* **SELECTED EXTRACT**
SR
Liber Divinorum Operum (Book of Divine Works)/Book 1 · Liber Divinorum Operum — Pars 1
Chapter 96LDO.1.96

VISIO QUARTA, cap. XIII

The First Angel's Radiant Splendor

The original brilliance of the first lost angel is recalled as a host of sparks shining in divine splendor, illuminating the world.

A countless host of sparks was present in the splendor of all his adornments when the first lost angel shone brightly, so that the world is illuminated through that light.

The Prideful Turn Against God

The first angel, refusing to serve, resolves to work from his own power, and his retinue conspires to set their throne against the Most High, planning to sow error among God's ministers.

But when he perceived that in all his splendor he ought to serve God, he withdrew from love of him and directed himself toward darkness, and within himself he said: 'It is very glorious to me that I should work from my own self and produce my own works, just as I see God does.'1 To him his entire retinue agreed, saying: 'We will set the throne of our Lord toward the north, against the Most High.'2 And among themselves they deliberated that when they wished to spread error and schism among God's ministers, their lord would be of as great power and magnificence as the Most High himself.

The Thunder of Divine Judgment

God's eternal eyes blaze and thunder as He casts down the first transgressor and his army through angelic ministries.

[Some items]
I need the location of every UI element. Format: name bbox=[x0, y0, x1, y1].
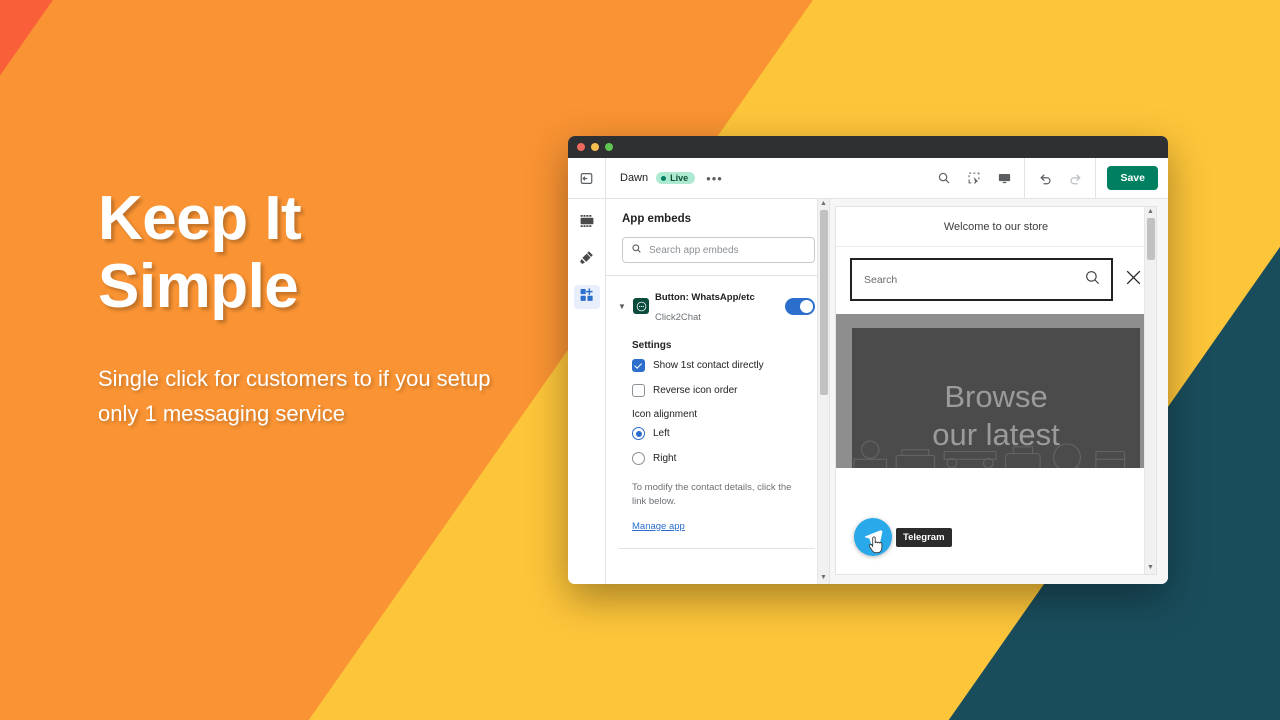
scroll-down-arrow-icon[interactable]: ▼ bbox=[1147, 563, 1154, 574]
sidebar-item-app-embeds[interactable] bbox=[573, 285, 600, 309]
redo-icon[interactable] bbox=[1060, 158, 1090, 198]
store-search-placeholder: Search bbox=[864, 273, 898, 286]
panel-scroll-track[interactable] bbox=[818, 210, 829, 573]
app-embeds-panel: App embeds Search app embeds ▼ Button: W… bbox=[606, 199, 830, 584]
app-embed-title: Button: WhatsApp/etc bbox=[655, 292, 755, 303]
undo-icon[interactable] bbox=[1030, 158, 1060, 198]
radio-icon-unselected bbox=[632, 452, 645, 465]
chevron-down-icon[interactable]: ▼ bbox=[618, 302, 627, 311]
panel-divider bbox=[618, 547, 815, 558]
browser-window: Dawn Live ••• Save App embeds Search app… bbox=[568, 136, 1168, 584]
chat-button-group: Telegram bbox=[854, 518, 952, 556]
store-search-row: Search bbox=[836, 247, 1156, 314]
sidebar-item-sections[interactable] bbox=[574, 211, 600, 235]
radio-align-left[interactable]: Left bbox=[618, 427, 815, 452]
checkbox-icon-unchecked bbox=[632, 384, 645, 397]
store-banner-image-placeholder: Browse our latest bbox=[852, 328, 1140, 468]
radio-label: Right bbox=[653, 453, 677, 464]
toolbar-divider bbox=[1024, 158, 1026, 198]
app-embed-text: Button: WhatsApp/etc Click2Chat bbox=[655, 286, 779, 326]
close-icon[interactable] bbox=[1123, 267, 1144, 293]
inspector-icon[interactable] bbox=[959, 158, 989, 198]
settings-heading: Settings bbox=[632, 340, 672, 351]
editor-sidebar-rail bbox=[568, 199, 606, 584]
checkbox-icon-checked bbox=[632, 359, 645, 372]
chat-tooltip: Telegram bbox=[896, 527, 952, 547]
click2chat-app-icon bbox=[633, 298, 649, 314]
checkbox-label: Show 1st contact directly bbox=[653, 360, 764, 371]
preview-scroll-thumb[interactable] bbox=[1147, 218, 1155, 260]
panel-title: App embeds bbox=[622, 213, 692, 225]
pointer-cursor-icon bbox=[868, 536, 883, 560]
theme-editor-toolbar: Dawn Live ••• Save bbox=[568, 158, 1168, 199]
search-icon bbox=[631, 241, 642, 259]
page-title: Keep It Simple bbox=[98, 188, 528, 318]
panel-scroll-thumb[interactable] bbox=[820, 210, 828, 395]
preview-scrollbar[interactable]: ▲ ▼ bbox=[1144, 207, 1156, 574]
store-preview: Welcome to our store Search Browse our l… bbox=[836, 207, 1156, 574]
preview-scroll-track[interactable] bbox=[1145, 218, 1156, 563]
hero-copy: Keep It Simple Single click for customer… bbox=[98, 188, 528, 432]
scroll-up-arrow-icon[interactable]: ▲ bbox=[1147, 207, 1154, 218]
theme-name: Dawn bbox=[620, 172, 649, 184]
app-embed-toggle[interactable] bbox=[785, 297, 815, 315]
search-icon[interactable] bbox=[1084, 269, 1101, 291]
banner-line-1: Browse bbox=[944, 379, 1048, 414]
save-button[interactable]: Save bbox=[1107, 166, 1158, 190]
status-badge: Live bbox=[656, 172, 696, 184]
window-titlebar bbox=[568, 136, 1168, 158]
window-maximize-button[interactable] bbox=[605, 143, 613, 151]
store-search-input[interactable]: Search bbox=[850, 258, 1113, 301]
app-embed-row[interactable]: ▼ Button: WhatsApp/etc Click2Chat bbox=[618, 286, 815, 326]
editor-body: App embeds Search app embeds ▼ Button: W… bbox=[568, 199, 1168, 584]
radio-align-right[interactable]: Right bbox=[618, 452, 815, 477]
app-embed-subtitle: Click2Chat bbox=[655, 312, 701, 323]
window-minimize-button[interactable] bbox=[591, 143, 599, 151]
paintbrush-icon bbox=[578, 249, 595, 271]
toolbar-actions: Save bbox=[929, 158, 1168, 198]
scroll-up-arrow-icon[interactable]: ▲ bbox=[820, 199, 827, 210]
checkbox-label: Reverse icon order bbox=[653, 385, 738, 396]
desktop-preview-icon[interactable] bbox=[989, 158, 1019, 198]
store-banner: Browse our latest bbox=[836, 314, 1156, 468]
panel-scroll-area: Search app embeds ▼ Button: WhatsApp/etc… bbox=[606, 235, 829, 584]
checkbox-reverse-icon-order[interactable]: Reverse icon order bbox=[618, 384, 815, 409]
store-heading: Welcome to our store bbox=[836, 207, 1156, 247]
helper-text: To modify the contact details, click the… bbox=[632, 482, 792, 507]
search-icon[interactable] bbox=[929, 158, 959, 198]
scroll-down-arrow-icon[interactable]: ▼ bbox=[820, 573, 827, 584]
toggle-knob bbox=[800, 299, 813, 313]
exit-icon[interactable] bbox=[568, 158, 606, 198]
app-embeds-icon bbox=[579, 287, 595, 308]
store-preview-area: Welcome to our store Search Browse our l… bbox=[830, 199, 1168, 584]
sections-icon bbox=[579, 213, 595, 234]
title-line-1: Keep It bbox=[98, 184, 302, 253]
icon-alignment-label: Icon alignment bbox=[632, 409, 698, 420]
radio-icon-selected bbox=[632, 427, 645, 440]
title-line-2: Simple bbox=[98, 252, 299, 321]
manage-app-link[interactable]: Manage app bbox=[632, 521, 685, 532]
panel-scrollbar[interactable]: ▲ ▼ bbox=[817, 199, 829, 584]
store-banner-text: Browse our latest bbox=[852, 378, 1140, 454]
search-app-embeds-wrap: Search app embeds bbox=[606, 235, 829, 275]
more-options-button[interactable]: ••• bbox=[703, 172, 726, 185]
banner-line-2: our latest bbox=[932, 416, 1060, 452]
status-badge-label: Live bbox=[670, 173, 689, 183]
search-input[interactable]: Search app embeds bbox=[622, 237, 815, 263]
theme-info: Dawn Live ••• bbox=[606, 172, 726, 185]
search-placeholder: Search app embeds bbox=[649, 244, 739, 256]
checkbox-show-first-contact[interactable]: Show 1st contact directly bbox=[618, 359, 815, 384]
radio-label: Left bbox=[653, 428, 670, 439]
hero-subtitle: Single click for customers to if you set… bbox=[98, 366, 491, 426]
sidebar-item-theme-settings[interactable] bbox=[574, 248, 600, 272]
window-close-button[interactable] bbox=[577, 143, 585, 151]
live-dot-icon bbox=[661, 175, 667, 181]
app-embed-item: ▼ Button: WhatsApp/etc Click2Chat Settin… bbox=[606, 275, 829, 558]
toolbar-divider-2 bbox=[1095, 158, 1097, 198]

* **BRIEF**
In the passage on the first lost angel, where did his retinue say they would set their lord's throne?

* **TASK RESULT**
Toward the north, against the Most High.